What to produce —
Make an exact copy of the entries, and keep any pictures out of it.

Data entries for graphics:
<<<<
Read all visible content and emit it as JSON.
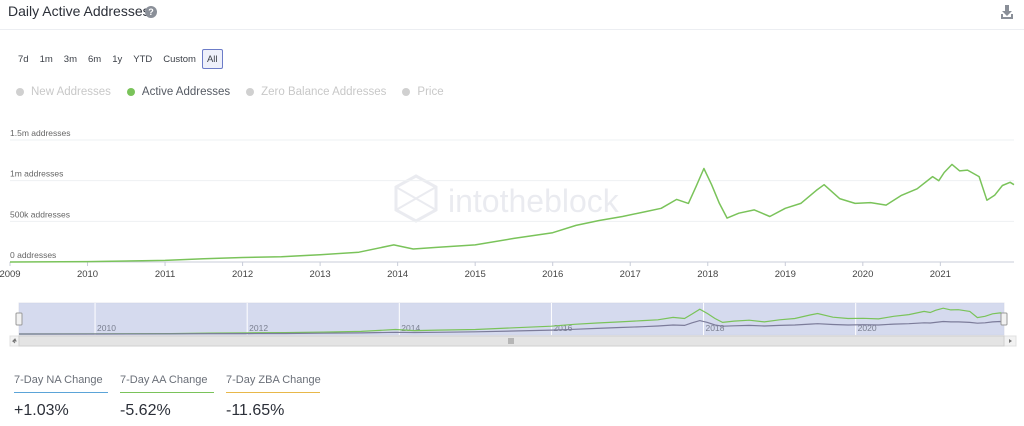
{
  "header": {
    "title": "Daily Active Addresses",
    "help_icon": "?"
  },
  "ranges": [
    "7d",
    "1m",
    "3m",
    "6m",
    "1y",
    "YTD",
    "Custom",
    "All"
  ],
  "active_range": "All",
  "legend": [
    {
      "label": "New Addresses",
      "active": false,
      "color": "#d0d0d0"
    },
    {
      "label": "Active Addresses",
      "active": true,
      "color": "#7ac35a"
    },
    {
      "label": "Zero Balance Addresses",
      "active": false,
      "color": "#d0d0d0"
    },
    {
      "label": "Price",
      "active": false,
      "color": "#d0d0d0"
    }
  ],
  "watermark": "intotheblock",
  "chart_data": {
    "type": "line",
    "title": "Daily Active Addresses",
    "y_ticks": [
      "1.5m addresses",
      "1m addresses",
      "500k addresses",
      "0 addresses"
    ],
    "x_ticks": [
      "2009",
      "2010",
      "2011",
      "2012",
      "2013",
      "2014",
      "2015",
      "2016",
      "2017",
      "2018",
      "2019",
      "2020",
      "2021"
    ],
    "ylim": [
      0,
      1500000
    ],
    "xlim": [
      2009.0,
      2021.95
    ],
    "series": [
      {
        "name": "Active Addresses",
        "color": "#7ac35a",
        "x": [
          2009.0,
          2010.0,
          2011.0,
          2011.5,
          2012.0,
          2012.5,
          2013.0,
          2013.5,
          2013.95,
          2014.2,
          2014.5,
          2015.0,
          2015.5,
          2016.0,
          2016.3,
          2016.6,
          2016.9,
          2017.2,
          2017.4,
          2017.6,
          2017.75,
          2017.85,
          2017.95,
          2018.05,
          2018.15,
          2018.25,
          2018.4,
          2018.6,
          2018.8,
          2019.0,
          2019.2,
          2019.4,
          2019.5,
          2019.7,
          2019.9,
          2020.1,
          2020.3,
          2020.5,
          2020.7,
          2020.9,
          2020.98,
          2021.05,
          2021.15,
          2021.25,
          2021.35,
          2021.5,
          2021.6,
          2021.7,
          2021.8,
          2021.9,
          2021.95
        ],
        "values": [
          0,
          5000,
          20000,
          40000,
          55000,
          65000,
          90000,
          120000,
          210000,
          160000,
          180000,
          210000,
          290000,
          360000,
          450000,
          510000,
          560000,
          620000,
          660000,
          770000,
          720000,
          930000,
          1150000,
          950000,
          720000,
          540000,
          600000,
          640000,
          560000,
          660000,
          720000,
          880000,
          950000,
          780000,
          720000,
          730000,
          700000,
          820000,
          900000,
          1050000,
          1000000,
          1100000,
          1200000,
          1120000,
          1130000,
          1050000,
          760000,
          820000,
          940000,
          980000,
          950000
        ]
      }
    ],
    "grid": true,
    "navigator_x_ticks": [
      "2010",
      "2012",
      "2014",
      "2016",
      "2018",
      "2020"
    ],
    "navigator_series": [
      {
        "color": "#7ac35a",
        "values": [
          0,
          5000,
          20000,
          40000,
          55000,
          65000,
          90000,
          120000,
          210000,
          160000,
          180000,
          210000,
          290000,
          360000,
          450000,
          510000,
          560000,
          620000,
          660000,
          770000,
          720000,
          930000,
          1150000,
          950000,
          720000,
          540000,
          600000,
          640000,
          560000,
          660000,
          720000,
          880000,
          950000,
          780000,
          720000,
          730000,
          700000,
          820000,
          900000,
          1050000,
          1000000,
          1100000,
          1200000,
          1120000,
          1130000,
          1050000,
          760000,
          820000,
          940000,
          980000,
          950000
        ]
      },
      {
        "color": "#7c7c9a",
        "values": [
          0,
          2000,
          8000,
          15000,
          20000,
          25000,
          35000,
          50000,
          80000,
          70000,
          80000,
          100000,
          140000,
          180000,
          220000,
          260000,
          300000,
          340000,
          370000,
          420000,
          400000,
          520000,
          620000,
          540000,
          420000,
          360000,
          380000,
          400000,
          370000,
          400000,
          420000,
          460000,
          480000,
          440000,
          420000,
          430000,
          420000,
          460000,
          480000,
          520000,
          510000,
          540000,
          580000,
          560000,
          560000,
          540000,
          500000,
          520000,
          560000,
          580000,
          570000
        ]
      }
    ]
  },
  "stats": [
    {
      "label": "7-Day NA Change",
      "value": "+1.03%",
      "color": "#5ba4d8"
    },
    {
      "label": "7-Day AA Change",
      "value": "-5.62%",
      "color": "#7ac35a"
    },
    {
      "label": "7-Day ZBA Change",
      "value": "-11.65%",
      "color": "#e8b84a"
    }
  ]
}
>>>>
Final result —
Read all visible content and emit it as JSON.
{
  "header": {
    "title": "Daily Active Addresses",
    "help_icon": "?"
  },
  "ranges": [
    "7d",
    "1m",
    "3m",
    "6m",
    "1y",
    "YTD",
    "Custom",
    "All"
  ],
  "active_range": "All",
  "legend": [
    {
      "label": "New Addresses",
      "active": false,
      "color": "#d0d0d0"
    },
    {
      "label": "Active Addresses",
      "active": true,
      "color": "#7ac35a"
    },
    {
      "label": "Zero Balance Addresses",
      "active": false,
      "color": "#d0d0d0"
    },
    {
      "label": "Price",
      "active": false,
      "color": "#d0d0d0"
    }
  ],
  "watermark": "intotheblock",
  "chart_data": {
    "type": "line",
    "title": "Daily Active Addresses",
    "y_ticks": [
      "1.5m addresses",
      "1m addresses",
      "500k addresses",
      "0 addresses"
    ],
    "x_ticks": [
      "2009",
      "2010",
      "2011",
      "2012",
      "2013",
      "2014",
      "2015",
      "2016",
      "2017",
      "2018",
      "2019",
      "2020",
      "2021"
    ],
    "ylim": [
      0,
      1500000
    ],
    "xlim": [
      2009.0,
      2021.95
    ],
    "series": [
      {
        "name": "Active Addresses",
        "color": "#7ac35a",
        "x": [
          2009.0,
          2010.0,
          2011.0,
          2011.5,
          2012.0,
          2012.5,
          2013.0,
          2013.5,
          2013.95,
          2014.2,
          2014.5,
          2015.0,
          2015.5,
          2016.0,
          2016.3,
          2016.6,
          2016.9,
          2017.2,
          2017.4,
          2017.6,
          2017.75,
          2017.85,
          2017.95,
          2018.05,
          2018.15,
          2018.25,
          2018.4,
          2018.6,
          2018.8,
          2019.0,
          2019.2,
          2019.4,
          2019.5,
          2019.7,
          2019.9,
          2020.1,
          2020.3,
          2020.5,
          2020.7,
          2020.9,
          2020.98,
          2021.05,
          2021.15,
          2021.25,
          2021.35,
          2021.5,
          2021.6,
          2021.7,
          2021.8,
          2021.9,
          2021.95
        ],
        "values": [
          0,
          5000,
          20000,
          40000,
          55000,
          65000,
          90000,
          120000,
          210000,
          160000,
          180000,
          210000,
          290000,
          360000,
          450000,
          510000,
          560000,
          620000,
          660000,
          770000,
          720000,
          930000,
          1150000,
          950000,
          720000,
          540000,
          600000,
          640000,
          560000,
          660000,
          720000,
          880000,
          950000,
          780000,
          720000,
          730000,
          700000,
          820000,
          900000,
          1050000,
          1000000,
          1100000,
          1200000,
          1120000,
          1130000,
          1050000,
          760000,
          820000,
          940000,
          980000,
          950000
        ]
      }
    ],
    "grid": true,
    "navigator_x_ticks": [
      "2010",
      "2012",
      "2014",
      "2016",
      "2018",
      "2020"
    ],
    "navigator_series": [
      {
        "color": "#7ac35a",
        "values": [
          0,
          5000,
          20000,
          40000,
          55000,
          65000,
          90000,
          120000,
          210000,
          160000,
          180000,
          210000,
          290000,
          360000,
          450000,
          510000,
          560000,
          620000,
          660000,
          770000,
          720000,
          930000,
          1150000,
          950000,
          720000,
          540000,
          600000,
          640000,
          560000,
          660000,
          720000,
          880000,
          950000,
          780000,
          720000,
          730000,
          700000,
          820000,
          900000,
          1050000,
          1000000,
          1100000,
          1200000,
          1120000,
          1130000,
          1050000,
          760000,
          820000,
          940000,
          980000,
          950000
        ]
      },
      {
        "color": "#7c7c9a",
        "values": [
          0,
          2000,
          8000,
          15000,
          20000,
          25000,
          35000,
          50000,
          80000,
          70000,
          80000,
          100000,
          140000,
          180000,
          220000,
          260000,
          300000,
          340000,
          370000,
          420000,
          400000,
          520000,
          620000,
          540000,
          420000,
          360000,
          380000,
          400000,
          370000,
          400000,
          420000,
          460000,
          480000,
          440000,
          420000,
          430000,
          420000,
          460000,
          480000,
          520000,
          510000,
          540000,
          580000,
          560000,
          560000,
          540000,
          500000,
          520000,
          560000,
          580000,
          570000
        ]
      }
    ]
  },
  "stats": [
    {
      "label": "7-Day NA Change",
      "value": "+1.03%",
      "color": "#5ba4d8"
    },
    {
      "label": "7-Day AA Change",
      "value": "-5.62%",
      "color": "#7ac35a"
    },
    {
      "label": "7-Day ZBA Change",
      "value": "-11.65%",
      "color": "#e8b84a"
    }
  ]
}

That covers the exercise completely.